# [Provided records]
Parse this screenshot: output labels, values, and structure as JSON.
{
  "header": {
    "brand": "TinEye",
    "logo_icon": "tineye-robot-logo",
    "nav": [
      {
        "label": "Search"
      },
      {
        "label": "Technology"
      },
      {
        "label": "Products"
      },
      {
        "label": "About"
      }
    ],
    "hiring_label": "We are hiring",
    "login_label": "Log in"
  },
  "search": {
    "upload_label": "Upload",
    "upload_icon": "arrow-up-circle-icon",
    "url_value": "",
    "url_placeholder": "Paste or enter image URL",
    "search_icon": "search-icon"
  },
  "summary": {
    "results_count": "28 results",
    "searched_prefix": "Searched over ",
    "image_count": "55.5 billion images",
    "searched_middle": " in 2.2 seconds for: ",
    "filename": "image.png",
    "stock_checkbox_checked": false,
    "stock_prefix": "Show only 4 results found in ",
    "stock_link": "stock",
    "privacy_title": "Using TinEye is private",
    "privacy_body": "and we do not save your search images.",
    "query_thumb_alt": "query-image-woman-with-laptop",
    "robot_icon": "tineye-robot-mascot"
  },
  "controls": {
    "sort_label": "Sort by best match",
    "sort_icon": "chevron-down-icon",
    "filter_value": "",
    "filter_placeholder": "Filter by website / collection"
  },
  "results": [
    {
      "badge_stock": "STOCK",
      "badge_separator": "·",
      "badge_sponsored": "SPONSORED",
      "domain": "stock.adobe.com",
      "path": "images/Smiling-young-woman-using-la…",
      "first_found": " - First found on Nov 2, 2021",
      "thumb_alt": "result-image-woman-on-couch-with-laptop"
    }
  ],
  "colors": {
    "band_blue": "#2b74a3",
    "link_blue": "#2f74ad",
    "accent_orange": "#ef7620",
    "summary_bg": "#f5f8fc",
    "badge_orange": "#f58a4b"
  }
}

# [The exercise]
Write out every entry word for word.

# [Task response]
Parse this screenshot: output labels, values, and structure as JSON.
{
  "header": {
    "brand": "TinEye",
    "logo_icon": "tineye-robot-logo",
    "nav": [
      {
        "label": "Search"
      },
      {
        "label": "Technology"
      },
      {
        "label": "Products"
      },
      {
        "label": "About"
      }
    ],
    "hiring_label": "We are hiring",
    "login_label": "Log in"
  },
  "search": {
    "upload_label": "Upload",
    "upload_icon": "arrow-up-circle-icon",
    "url_value": "",
    "url_placeholder": "Paste or enter image URL",
    "search_icon": "search-icon"
  },
  "summary": {
    "results_count": "28 results",
    "searched_prefix": "Searched over ",
    "image_count": "55.5 billion images",
    "searched_middle": " in 2.2 seconds for: ",
    "filename": "image.png",
    "stock_checkbox_checked": false,
    "stock_prefix": "Show only 4 results found in ",
    "stock_link": "stock",
    "privacy_title": "Using TinEye is private",
    "privacy_body": "and we do not save your search images.",
    "query_thumb_alt": "query-image-woman-with-laptop",
    "robot_icon": "tineye-robot-mascot"
  },
  "controls": {
    "sort_label": "Sort by best match",
    "sort_icon": "chevron-down-icon",
    "filter_value": "",
    "filter_placeholder": "Filter by website / collection"
  },
  "results": [
    {
      "badge_stock": "STOCK",
      "badge_separator": "·",
      "badge_sponsored": "SPONSORED",
      "domain": "stock.adobe.com",
      "path": "images/Smiling-young-woman-using-la…",
      "first_found": " - First found on Nov 2, 2021",
      "thumb_alt": "result-image-woman-on-couch-with-laptop"
    }
  ],
  "colors": {
    "band_blue": "#2b74a3",
    "link_blue": "#2f74ad",
    "accent_orange": "#ef7620",
    "summary_bg": "#f5f8fc",
    "badge_orange": "#f58a4b"
  }
}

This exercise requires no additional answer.